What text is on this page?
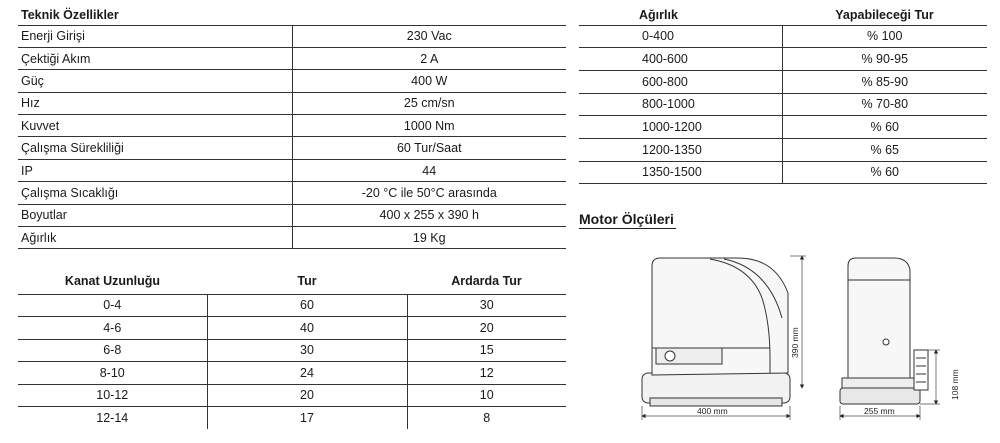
Teknik Özellikler	
Enerji Girişi	230 Vac
Çektiği Akım	2 A
Güç	400 W
Hız	25 cm/sn
Kuvvet	1000 Nm
Çalışma Sürekliliği	60 Tur/Saat
IP	44
Çalışma Sıcaklığı	-20 °C ile 50°C arasında
Boyutlar	400 x 255 x 390 h
Ağırlık	19 Kg
Ağırlık	Yapabileceği Tur
0-400	% 100
400-600	% 90-95
600-800	% 85-90
800-1000	% 70-80
1000-1200	% 60
1200-1350	% 65
1350-1500	% 60
Kanat Uzunluğu	Tur	Ardarda Tur
0-4	60	30
4-6	40	20
6-8	30	15
8-10	24	12
10-12	20	10
12-14	17	8
Motor Ölçüleri
390 mm
400 mm	255 mm
108 mm
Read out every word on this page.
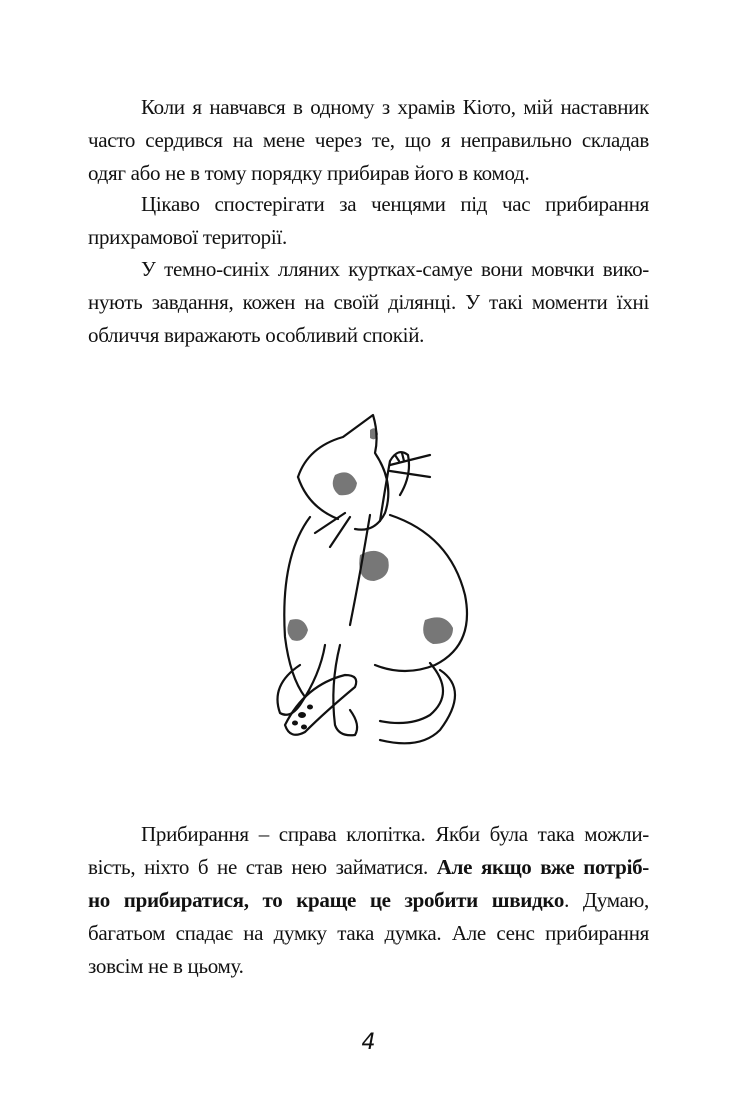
Коли я навчався в одному з храмів Кіото, мій наставник
часто сердився на мене через те, що я неправильно складав
одяг або не в тому порядку прибирав його в комод.
Цікаво спостерігати за ченцями під час прибирання
прихрамової території.
У темно-синіх лляних куртках-самуе вони мовчки вико-
нують завдання, кожен на своїй ділянці. У такі моменти їхні
обличчя виражають особливий спокій.
Прибирання – справа клопітка. Якби була така можли-
вість, ніхто б не став нею займатися. Але якщо вже потріб-
но прибиратися, то краще це зробити швидко. Думаю,
багатьом спадає на думку така думка. Але сенс прибирання
зовсім не в цьому.
4
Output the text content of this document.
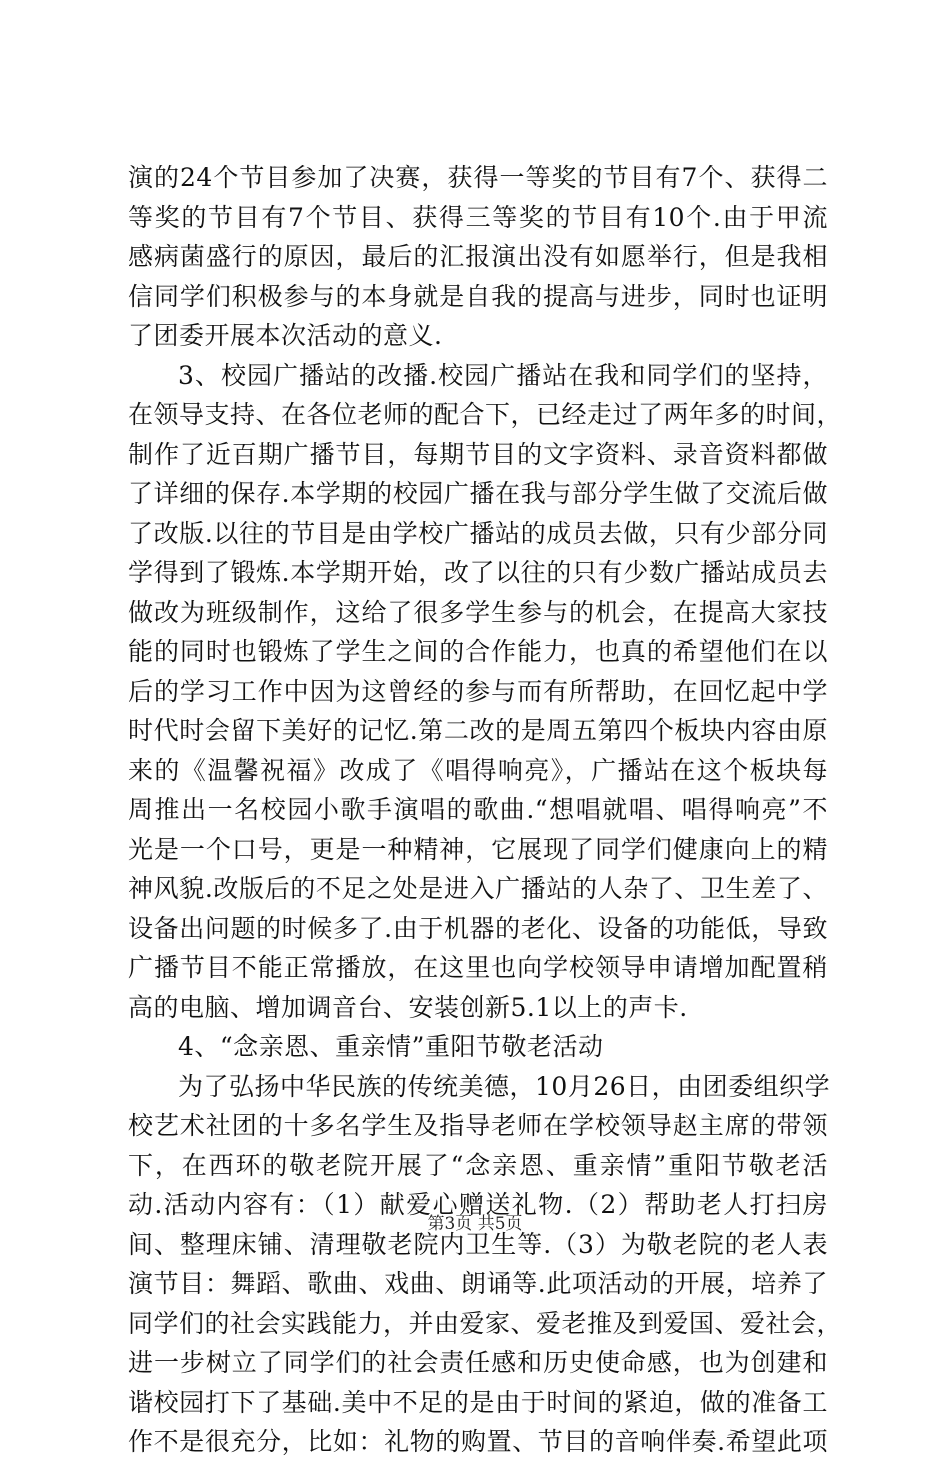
演的24个节目参加了决赛，获得一等奖的节目有7个、获得二
等奖的节目有7个节目、获得三等奖的节目有10个.由于甲流
感病菌盛行的原因，最后的汇报演出没有如愿举行，但是我相
信同学们积极参与的本身就是自我的提高与进步，同时也证明
了团委开展本次活动的意义.
3、校园广播站的改播.校园广播站在我和同学们的坚持，
在领导支持、在各位老师的配合下，已经走过了两年多的时间，
制作了近百期广播节目，每期节目的文字资料、录音资料都做
了详细的保存.本学期的校园广播在我与部分学生做了交流后做
了改版.以往的节目是由学校广播站的成员去做，只有少部分同
学得到了锻炼.本学期开始，改了以往的只有少数广播站成员去
做改为班级制作，这给了很多学生参与的机会，在提高大家技
能的同时也锻炼了学生之间的合作能力，也真的希望他们在以
后的学习工作中因为这曾经的参与而有所帮助，在回忆起中学
时代时会留下美好的记忆.第二改的是周五第四个板块内容由原
来的《温馨祝福》改成了《唱得响亮》，广播站在这个板块每
周推出一名校园小歌手演唱的歌曲.“想唱就唱、唱得响亮”不
光是一个口号，更是一种精神，它展现了同学们健康向上的精
神风貌.改版后的不足之处是进入广播站的人杂了、卫生差了、
设备出问题的时候多了.由于机器的老化、设备的功能低，导致
广播节目不能正常播放，在这里也向学校领导申请增加配置稍
高的电脑、增加调音台、安装创新5.1以上的声卡.
4、“念亲恩、重亲情”重阳节敬老活动
为了弘扬中华民族的传统美德，10月26日，由团委组织学
校艺术社团的十多名学生及指导老师在学校领导赵主席的带领
下，在西环的敬老院开展了“念亲恩、重亲情”重阳节敬老活
动.活动内容有：（1）献爱心赠送礼物.（2）帮助老人打扫房
间、整理床铺、清理敬老院内卫生等.（3）为敬老院的老人表
演节目：舞蹈、歌曲、戏曲、朗诵等.此项活动的开展，培养了
同学们的社会实践能力，并由爱家、爱老推及到爱国、爱社会，
进一步树立了同学们的社会责任感和历史使命感，也为创建和
谐校园打下了基础.美中不足的是由于时间的紧迫，做的准备工
作不是很充分，比如：礼物的购置、节目的音响伴奏.希望此项
第3页 共5页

□ □ □ □ □ □ □

=== The request ===
Without the pictures, repeat all the records word for word.

=== Response to this exercise ===
What text is on this page?
Teknik Özellikler	
Enerji Girişi	230 Vac
Çektiği Akım	2 A
Güç	400 W
Hız	25 cm/sn
Kuvvet	1000 Nm
Çalışma Sürekliliği	60 Tur/Saat
IP	44
Çalışma Sıcaklığı	-20 °C ile 50°C arasında
Boyutlar	400 x 255 x 390 h
Ağırlık	19 Kg
Ağırlık	Yapabileceği Tur
0-400	% 100
400-600	% 90-95
600-800	% 85-90
800-1000	% 70-80
1000-1200	% 60
1200-1350	% 65
1350-1500	% 60
Kanat Uzunluğu	Tur	Ardarda Tur
0-4	60	30
4-6	40	20
6-8	30	15
8-10	24	12
10-12	20	10
12-14	17	8
Motor Ölçüleri
390 mm
400 mm	255 mm
108 mm
Read out every word on this page.
Коли я навчався в одному з храмів Кіото, мій наставник
часто сердився на мене через те, що я неправильно складав
одяг або не в тому порядку прибирав його в комод.
Цікаво спостерігати за ченцями під час прибирання
прихрамової території.
У темно-синіх лляних куртках-самуе вони мовчки вико-
нують завдання, кожен на своїй ділянці. У такі моменти їхні
обличчя виражають особливий спокій.
Прибирання – справа клопітка. Якби була така можли-
вість, ніхто б не став нею займатися. Але якщо вже потріб-
но прибиратися, то краще це зробити швидко. Думаю,
багатьом спадає на думку така думка. Але сенс прибирання
зовсім не в цьому.
4
Output the text content of this document.
演的24个节目参加了决赛，获得一等奖的节目有7个、获得二
等奖的节目有7个节目、获得三等奖的节目有10个.由于甲流
感病菌盛行的原因，最后的汇报演出没有如愿举行，但是我相
信同学们积极参与的本身就是自我的提高与进步，同时也证明
了团委开展本次活动的意义.
3、校园广播站的改播.校园广播站在我和同学们的坚持，
在领导支持、在各位老师的配合下，已经走过了两年多的时间，
制作了近百期广播节目，每期节目的文字资料、录音资料都做
了详细的保存.本学期的校园广播在我与部分学生做了交流后做
了改版.以往的节目是由学校广播站的成员去做，只有少部分同
学得到了锻炼.本学期开始，改了以往的只有少数广播站成员去
做改为班级制作，这给了很多学生参与的机会，在提高大家技
能的同时也锻炼了学生之间的合作能力，也真的希望他们在以
后的学习工作中因为这曾经的参与而有所帮助，在回忆起中学
时代时会留下美好的记忆.第二改的是周五第四个板块内容由原
来的《温馨祝福》改成了《唱得响亮》，广播站在这个板块每
周推出一名校园小歌手演唱的歌曲.“想唱就唱、唱得响亮”不
光是一个口号，更是一种精神，它展现了同学们健康向上的精
神风貌.改版后的不足之处是进入广播站的人杂了、卫生差了、
设备出问题的时候多了.由于机器的老化、设备的功能低，导致
广播节目不能正常播放，在这里也向学校领导申请增加配置稍
高的电脑、增加调音台、安装创新5.1以上的声卡.
4、“念亲恩、重亲情”重阳节敬老活动
为了弘扬中华民族的传统美德，10月26日，由团委组织学
校艺术社团的十多名学生及指导老师在学校领导赵主席的带领
下，在西环的敬老院开展了“念亲恩、重亲情”重阳节敬老活
动.活动内容有：（1）献爱心赠送礼物.（2）帮助老人打扫房
间、整理床铺、清理敬老院内卫生等.（3）为敬老院的老人表
演节目：舞蹈、歌曲、戏曲、朗诵等.此项活动的开展，培养了
同学们的社会实践能力，并由爱家、爱老推及到爱国、爱社会，
进一步树立了同学们的社会责任感和历史使命感，也为创建和
谐校园打下了基础.美中不足的是由于时间的紧迫，做的准备工
作不是很充分，比如：礼物的购置、节目的音响伴奏.希望此项
第3页 共5页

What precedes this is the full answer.